Data to process:

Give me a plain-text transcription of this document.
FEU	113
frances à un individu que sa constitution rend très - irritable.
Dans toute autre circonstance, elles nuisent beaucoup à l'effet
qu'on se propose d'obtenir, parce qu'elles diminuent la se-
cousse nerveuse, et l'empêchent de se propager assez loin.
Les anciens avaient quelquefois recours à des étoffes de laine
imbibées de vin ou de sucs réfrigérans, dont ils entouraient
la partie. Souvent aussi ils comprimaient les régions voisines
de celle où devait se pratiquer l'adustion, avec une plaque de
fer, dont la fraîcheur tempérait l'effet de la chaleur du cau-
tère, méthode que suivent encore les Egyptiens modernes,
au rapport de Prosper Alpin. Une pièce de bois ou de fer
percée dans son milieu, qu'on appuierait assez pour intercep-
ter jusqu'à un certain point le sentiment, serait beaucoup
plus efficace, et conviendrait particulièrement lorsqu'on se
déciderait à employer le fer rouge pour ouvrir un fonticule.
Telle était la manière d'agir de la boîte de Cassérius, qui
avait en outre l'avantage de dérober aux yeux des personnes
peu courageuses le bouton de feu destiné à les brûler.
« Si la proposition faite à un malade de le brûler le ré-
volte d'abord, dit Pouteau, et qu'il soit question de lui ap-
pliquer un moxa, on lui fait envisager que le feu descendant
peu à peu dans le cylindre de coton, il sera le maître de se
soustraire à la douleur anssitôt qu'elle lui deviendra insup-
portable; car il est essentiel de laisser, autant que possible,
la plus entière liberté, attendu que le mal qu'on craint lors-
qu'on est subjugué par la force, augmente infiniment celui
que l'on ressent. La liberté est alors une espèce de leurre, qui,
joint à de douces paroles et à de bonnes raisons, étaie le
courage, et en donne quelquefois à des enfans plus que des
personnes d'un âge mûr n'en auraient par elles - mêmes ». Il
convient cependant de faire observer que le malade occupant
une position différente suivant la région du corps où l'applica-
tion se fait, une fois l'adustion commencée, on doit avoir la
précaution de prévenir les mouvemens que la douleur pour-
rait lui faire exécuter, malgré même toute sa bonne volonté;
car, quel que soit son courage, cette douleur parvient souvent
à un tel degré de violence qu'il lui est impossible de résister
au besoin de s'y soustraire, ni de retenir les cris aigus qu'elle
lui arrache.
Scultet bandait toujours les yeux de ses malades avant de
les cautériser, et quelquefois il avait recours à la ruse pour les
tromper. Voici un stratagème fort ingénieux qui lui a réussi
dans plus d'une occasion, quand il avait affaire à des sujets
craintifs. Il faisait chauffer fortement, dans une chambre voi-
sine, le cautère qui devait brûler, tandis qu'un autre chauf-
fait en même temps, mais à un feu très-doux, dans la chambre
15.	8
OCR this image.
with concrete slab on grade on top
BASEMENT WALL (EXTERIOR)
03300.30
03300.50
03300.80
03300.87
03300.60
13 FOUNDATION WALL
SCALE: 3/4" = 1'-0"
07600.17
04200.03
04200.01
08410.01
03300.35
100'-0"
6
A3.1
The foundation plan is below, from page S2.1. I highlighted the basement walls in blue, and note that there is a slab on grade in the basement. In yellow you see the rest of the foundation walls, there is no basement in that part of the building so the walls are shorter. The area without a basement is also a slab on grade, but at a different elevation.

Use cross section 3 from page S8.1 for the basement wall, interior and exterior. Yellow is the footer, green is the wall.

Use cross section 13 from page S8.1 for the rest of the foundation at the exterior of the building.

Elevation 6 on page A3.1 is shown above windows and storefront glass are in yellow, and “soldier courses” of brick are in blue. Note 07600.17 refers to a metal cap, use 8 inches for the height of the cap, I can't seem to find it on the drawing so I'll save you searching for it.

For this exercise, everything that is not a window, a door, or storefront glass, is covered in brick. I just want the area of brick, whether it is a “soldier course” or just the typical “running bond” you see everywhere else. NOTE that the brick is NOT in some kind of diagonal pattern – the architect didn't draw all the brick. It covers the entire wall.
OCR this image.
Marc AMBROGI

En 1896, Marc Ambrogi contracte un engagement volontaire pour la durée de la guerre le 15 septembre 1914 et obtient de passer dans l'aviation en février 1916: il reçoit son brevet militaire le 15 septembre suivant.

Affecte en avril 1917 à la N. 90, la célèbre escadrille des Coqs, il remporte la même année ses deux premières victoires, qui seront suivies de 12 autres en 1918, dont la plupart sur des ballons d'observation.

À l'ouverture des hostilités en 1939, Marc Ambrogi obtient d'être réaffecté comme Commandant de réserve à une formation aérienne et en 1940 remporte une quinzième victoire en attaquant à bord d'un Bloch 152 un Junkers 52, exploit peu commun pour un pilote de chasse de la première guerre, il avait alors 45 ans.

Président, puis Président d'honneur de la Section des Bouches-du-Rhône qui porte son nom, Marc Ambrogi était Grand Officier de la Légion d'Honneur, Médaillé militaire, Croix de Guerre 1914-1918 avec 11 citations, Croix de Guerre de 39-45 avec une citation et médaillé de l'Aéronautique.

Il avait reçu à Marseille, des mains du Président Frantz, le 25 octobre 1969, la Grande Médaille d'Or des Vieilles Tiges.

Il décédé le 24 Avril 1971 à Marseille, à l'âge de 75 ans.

What to work on: Your task is to gather all lines from the entries above that hold the word "était".

Response:
Telle était la manière d'agir de la boîte de Cassérius, qui
Président, puis Président d'honneur de la Section des Bouches-du-Rhône qui porte son nom, Marc Ambrogi était Grand Officier de la Légion d'Honneur, Médaillé militaire, Croix de Guerre 1914-1918 avec 11 citations, Croix de Guerre de 39-45 avec une citation et médaillé de l'Aéronautique.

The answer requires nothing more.